_To be done_
Count every line that has the word "Islands" in it; give no more than the number.

═════ Material for this exercise ═════

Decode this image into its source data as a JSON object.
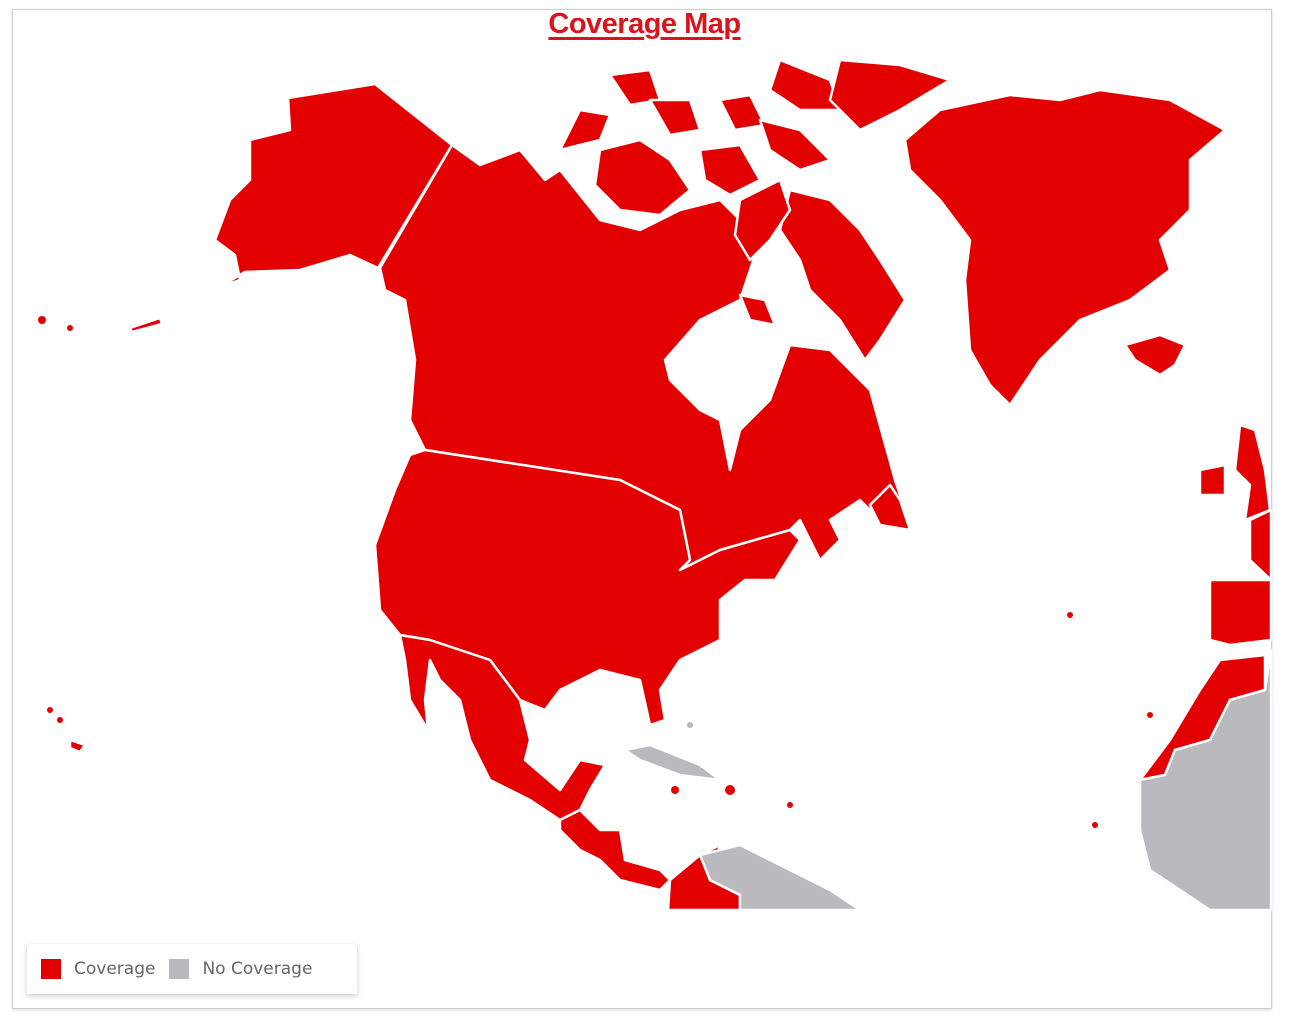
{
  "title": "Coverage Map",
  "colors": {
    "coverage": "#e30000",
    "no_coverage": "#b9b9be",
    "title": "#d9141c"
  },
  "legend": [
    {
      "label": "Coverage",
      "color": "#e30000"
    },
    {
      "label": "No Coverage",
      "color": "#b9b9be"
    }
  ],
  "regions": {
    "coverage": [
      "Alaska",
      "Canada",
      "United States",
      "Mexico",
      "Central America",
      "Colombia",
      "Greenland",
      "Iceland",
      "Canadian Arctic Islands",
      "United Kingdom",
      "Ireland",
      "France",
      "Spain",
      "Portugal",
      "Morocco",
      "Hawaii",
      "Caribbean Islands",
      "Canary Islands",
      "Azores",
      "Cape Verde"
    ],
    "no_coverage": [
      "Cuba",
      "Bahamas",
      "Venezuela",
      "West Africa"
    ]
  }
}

═════

_The solution_
3